◆ Activity: Reproduce the records word for word, with nothing left out.
*** Data to examine ***
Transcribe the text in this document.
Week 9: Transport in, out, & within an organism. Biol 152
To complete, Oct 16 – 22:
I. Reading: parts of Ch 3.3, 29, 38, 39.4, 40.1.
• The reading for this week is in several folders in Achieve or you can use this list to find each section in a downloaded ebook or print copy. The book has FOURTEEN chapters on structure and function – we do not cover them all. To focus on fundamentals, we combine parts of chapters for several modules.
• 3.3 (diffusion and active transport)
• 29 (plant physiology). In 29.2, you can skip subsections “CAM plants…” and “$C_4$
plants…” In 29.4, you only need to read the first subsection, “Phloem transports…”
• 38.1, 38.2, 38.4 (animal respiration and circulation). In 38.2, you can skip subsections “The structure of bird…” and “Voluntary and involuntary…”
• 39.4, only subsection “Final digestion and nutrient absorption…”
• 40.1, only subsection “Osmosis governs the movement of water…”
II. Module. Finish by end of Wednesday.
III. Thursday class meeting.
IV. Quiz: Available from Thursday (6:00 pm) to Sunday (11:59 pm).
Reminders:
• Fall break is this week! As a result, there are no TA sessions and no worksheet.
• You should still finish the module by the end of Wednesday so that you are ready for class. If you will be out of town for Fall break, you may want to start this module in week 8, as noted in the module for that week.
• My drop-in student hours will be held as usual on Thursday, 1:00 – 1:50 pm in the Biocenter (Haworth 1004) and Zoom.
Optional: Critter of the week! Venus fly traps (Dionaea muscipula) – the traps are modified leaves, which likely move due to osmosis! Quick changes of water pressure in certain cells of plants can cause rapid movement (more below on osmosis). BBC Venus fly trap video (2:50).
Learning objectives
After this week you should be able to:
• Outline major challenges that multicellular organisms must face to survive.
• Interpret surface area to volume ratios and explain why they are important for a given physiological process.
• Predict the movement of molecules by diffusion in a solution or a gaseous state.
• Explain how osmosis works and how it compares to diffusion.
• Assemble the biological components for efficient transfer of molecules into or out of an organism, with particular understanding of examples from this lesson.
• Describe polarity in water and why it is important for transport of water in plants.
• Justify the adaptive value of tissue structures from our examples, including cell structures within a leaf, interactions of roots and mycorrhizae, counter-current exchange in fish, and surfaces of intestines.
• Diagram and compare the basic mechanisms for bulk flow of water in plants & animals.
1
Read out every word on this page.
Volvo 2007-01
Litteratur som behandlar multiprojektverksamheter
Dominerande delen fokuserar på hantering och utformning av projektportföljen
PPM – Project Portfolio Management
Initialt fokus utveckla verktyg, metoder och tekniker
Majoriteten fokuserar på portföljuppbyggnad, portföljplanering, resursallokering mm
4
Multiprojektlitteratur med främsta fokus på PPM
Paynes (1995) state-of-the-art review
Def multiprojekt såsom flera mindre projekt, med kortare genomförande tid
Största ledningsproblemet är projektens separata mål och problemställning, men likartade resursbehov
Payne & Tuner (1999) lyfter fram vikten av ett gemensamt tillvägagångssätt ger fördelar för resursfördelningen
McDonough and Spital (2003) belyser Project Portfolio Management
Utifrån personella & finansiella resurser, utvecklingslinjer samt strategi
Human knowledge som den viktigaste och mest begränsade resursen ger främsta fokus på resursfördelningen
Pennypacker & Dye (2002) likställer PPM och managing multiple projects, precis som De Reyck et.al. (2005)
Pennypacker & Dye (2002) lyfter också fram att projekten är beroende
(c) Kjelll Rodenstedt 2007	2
***
◆ Response for this exercise:
Transcribe the text in this document.
Week 9: Transport in, out, & within an organism. Biol 152
To complete, Oct 16 – 22:
I. Reading: parts of Ch 3.3, 29, 38, 39.4, 40.1.
• The reading for this week is in several folders in Achieve or you can use this list to find each section in a downloaded ebook or print copy. The book has FOURTEEN chapters on structure and function – we do not cover them all. To focus on fundamentals, we combine parts of chapters for several modules.
• 3.3 (diffusion and active transport)
• 29 (plant physiology). In 29.2, you can skip subsections “CAM plants…” and “$C_4$
plants…” In 29.4, you only need to read the first subsection, “Phloem transports…”
• 38.1, 38.2, 38.4 (animal respiration and circulation). In 38.2, you can skip subsections “The structure of bird…” and “Voluntary and involuntary…”
• 39.4, only subsection “Final digestion and nutrient absorption…”
• 40.1, only subsection “Osmosis governs the movement of water…”
II. Module. Finish by end of Wednesday.
III. Thursday class meeting.
IV. Quiz: Available from Thursday (6:00 pm) to Sunday (11:59 pm).
Reminders:
• Fall break is this week! As a result, there are no TA sessions and no worksheet.
• You should still finish the module by the end of Wednesday so that you are ready for class. If you will be out of town for Fall break, you may want to start this module in week 8, as noted in the module for that week.
• My drop-in student hours will be held as usual on Thursday, 1:00 – 1:50 pm in the Biocenter (Haworth 1004) and Zoom.
Optional: Critter of the week! Venus fly traps (Dionaea muscipula) – the traps are modified leaves, which likely move due to osmosis! Quick changes of water pressure in certain cells of plants can cause rapid movement (more below on osmosis). BBC Venus fly trap video (2:50).
Learning objectives
After this week you should be able to:
• Outline major challenges that multicellular organisms must face to survive.
• Interpret surface area to volume ratios and explain why they are important for a given physiological process.
• Predict the movement of molecules by diffusion in a solution or a gaseous state.
• Explain how osmosis works and how it compares to diffusion.
• Assemble the biological components for efficient transfer of molecules into or out of an organism, with particular understanding of examples from this lesson.
• Describe polarity in water and why it is important for transport of water in plants.
• Justify the adaptive value of tissue structures from our examples, including cell structures within a leaf, interactions of roots and mycorrhizae, counter-current exchange in fish, and surfaces of intestines.
• Diagram and compare the basic mechanisms for bulk flow of water in plants & animals.
1
Read out every word on this page.
Volvo 2007-01
Litteratur som behandlar multiprojektverksamheter
Dominerande delen fokuserar på hantering och utformning av projektportföljen
PPM – Project Portfolio Management
Initialt fokus utveckla verktyg, metoder och tekniker
Majoriteten fokuserar på portföljuppbyggnad, portföljplanering, resursallokering mm
4
Multiprojektlitteratur med främsta fokus på PPM
Paynes (1995) state-of-the-art review
Def multiprojekt såsom flera mindre projekt, med kortare genomförande tid
Största ledningsproblemet är projektens separata mål och problemställning, men likartade resursbehov
Payne & Tuner (1999) lyfter fram vikten av ett gemensamt tillvägagångssätt ger fördelar för resursfördelningen
McDonough and Spital (2003) belyser Project Portfolio Management
Utifrån personella & finansiella resurser, utvecklingslinjer samt strategi
Human knowledge som den viktigaste och mest begränsade resursen ger främsta fokus på resursfördelningen
Pennypacker & Dye (2002) likställer PPM och managing multiple projects, precis som De Reyck et.al. (2005)
Pennypacker & Dye (2002) lyfter också fram att projekten är beroende
(c) Kjelll Rodenstedt 2007	2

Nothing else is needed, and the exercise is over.